:: GIVEN EXERCISE ::
Collect every line that includes the string "from".

-- Begin EXTRACTED DATA --

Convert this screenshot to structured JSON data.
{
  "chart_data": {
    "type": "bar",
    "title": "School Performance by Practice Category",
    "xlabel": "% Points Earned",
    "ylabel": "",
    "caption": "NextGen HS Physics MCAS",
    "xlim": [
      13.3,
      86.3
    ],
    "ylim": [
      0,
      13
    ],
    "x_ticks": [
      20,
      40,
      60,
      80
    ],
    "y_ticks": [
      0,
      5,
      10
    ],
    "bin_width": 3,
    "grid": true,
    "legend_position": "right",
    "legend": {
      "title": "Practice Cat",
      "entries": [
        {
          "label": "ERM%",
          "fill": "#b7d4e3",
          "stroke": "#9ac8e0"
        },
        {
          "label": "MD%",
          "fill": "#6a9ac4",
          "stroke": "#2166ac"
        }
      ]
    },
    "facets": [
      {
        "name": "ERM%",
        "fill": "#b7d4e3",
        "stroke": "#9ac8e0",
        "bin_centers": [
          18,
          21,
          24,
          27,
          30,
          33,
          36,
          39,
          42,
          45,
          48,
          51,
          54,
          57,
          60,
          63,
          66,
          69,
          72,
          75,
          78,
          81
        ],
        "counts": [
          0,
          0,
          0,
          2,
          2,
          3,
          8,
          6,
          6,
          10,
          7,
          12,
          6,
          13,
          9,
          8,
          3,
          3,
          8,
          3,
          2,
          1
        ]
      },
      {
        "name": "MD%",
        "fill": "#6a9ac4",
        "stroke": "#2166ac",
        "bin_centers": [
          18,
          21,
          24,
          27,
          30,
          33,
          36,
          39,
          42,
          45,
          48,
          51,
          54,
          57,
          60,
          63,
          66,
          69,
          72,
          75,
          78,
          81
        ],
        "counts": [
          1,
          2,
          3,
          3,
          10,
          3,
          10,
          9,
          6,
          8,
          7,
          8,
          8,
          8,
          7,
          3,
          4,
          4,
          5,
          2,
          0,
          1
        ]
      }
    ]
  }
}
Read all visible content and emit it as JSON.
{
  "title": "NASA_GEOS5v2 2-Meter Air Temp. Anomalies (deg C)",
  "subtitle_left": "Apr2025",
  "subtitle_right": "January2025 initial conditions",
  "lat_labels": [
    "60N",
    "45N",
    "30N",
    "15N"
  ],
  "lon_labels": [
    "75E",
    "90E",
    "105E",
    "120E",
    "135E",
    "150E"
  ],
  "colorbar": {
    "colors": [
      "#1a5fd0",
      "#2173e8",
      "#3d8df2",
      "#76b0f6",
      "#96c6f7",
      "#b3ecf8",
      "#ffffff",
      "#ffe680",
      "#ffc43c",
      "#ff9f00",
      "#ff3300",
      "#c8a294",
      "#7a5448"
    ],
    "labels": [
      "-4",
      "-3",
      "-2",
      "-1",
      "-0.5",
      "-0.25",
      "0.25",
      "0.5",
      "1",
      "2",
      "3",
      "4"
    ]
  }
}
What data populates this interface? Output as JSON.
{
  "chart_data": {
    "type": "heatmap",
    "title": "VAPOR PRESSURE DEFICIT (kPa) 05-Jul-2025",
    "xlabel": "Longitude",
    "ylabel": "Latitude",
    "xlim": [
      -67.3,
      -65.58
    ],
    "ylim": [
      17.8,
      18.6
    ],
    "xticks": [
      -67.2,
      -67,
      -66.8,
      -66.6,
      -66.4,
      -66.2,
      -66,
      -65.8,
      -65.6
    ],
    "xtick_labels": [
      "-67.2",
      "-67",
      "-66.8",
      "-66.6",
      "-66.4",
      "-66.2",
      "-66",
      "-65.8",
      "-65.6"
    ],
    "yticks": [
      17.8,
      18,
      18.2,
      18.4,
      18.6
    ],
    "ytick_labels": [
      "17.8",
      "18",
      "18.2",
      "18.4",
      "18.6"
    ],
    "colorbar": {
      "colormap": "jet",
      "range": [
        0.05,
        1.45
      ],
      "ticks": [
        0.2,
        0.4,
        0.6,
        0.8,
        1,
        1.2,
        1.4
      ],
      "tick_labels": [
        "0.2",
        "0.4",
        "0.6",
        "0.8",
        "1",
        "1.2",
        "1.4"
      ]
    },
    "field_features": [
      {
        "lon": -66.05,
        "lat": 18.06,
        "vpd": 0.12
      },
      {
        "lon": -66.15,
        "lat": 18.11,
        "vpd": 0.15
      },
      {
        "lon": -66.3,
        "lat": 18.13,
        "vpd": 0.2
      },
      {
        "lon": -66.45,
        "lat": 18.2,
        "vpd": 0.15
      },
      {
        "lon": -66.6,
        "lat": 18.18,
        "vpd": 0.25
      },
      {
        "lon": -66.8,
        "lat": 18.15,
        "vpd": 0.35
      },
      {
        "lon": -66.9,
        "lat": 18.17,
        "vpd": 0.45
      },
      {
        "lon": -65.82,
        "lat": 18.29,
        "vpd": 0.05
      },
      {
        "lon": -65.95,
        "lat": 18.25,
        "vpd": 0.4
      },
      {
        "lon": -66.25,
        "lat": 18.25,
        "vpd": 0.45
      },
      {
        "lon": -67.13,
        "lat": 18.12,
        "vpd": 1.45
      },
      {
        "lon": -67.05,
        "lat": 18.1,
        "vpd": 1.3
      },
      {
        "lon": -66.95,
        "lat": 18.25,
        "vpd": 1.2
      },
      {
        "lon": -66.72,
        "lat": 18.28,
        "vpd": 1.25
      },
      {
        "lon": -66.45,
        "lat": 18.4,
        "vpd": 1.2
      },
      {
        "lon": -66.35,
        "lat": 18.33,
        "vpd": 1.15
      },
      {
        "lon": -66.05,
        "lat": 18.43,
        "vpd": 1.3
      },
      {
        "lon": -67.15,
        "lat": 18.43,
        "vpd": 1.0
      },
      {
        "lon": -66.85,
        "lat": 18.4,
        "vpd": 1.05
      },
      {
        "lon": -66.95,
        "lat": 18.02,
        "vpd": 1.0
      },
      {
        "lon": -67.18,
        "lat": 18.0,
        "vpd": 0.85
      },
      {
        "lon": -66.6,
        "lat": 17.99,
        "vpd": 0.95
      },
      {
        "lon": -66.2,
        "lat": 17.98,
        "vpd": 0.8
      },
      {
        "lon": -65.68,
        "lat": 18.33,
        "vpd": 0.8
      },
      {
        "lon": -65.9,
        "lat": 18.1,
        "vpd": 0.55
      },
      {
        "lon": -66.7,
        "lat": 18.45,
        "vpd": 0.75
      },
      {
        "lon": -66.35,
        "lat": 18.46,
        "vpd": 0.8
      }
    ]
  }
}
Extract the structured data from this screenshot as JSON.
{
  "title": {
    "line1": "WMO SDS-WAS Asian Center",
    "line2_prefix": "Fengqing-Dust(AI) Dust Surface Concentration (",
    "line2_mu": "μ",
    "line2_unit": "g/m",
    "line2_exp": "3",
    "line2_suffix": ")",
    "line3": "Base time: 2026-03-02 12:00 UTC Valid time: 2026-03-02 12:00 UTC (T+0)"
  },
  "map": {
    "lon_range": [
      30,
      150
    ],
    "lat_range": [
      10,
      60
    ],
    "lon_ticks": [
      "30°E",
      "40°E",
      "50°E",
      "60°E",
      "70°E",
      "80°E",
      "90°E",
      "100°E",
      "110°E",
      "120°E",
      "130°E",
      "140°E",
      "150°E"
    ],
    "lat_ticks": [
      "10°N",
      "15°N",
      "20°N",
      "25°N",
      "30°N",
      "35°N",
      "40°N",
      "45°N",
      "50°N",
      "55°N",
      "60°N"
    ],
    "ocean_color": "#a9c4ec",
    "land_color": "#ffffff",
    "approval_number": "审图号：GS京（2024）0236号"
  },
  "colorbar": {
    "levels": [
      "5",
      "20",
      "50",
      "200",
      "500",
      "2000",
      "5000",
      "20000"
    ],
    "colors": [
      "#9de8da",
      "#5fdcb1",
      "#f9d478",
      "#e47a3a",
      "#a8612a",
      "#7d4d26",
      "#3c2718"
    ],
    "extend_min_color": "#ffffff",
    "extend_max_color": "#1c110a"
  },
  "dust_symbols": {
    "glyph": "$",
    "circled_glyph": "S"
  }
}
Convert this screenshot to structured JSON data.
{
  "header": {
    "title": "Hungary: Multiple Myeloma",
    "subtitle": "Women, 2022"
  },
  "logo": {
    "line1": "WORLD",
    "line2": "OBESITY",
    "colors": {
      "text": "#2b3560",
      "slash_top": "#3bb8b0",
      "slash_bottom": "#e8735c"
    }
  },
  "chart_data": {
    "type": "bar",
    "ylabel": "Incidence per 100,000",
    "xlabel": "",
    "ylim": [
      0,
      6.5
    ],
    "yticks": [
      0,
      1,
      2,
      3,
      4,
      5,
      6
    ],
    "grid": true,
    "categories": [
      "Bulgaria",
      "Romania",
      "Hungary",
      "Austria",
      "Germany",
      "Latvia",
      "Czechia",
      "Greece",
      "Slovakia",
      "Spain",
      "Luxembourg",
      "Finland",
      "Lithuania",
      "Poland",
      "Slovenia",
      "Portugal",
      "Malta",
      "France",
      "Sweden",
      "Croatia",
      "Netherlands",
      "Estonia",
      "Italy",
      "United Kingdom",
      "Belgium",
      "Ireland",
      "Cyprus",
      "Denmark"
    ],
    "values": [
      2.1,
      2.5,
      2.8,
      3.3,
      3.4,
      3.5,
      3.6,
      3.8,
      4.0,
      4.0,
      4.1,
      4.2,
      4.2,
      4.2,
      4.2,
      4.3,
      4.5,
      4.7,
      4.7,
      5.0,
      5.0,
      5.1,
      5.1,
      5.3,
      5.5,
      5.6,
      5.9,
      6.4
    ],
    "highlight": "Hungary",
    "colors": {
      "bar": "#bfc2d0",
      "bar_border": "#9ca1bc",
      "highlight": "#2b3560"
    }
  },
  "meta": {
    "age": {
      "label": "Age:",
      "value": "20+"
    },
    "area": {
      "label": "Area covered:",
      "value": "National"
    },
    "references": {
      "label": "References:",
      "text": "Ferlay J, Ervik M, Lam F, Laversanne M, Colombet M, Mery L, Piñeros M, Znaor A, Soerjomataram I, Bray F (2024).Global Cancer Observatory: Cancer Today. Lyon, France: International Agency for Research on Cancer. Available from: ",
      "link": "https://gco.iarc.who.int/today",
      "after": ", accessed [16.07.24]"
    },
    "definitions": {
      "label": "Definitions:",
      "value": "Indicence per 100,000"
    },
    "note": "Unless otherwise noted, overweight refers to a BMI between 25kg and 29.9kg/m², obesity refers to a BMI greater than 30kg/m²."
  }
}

-- End EXTRACTED DATA --

:: TASK SOLUTION ::
Extract the structured data from this screenshot as JSON.
      "text": "Ferlay J, Ervik M, Lam F, Laversanne M, Colombet M, Mery L, Piñeros M, Znaor A, Soerjomataram I, Bray F (2024).Global Cancer Observatory: Cancer Today. Lyon, France: International Agency for Research on Cancer. Available from: ",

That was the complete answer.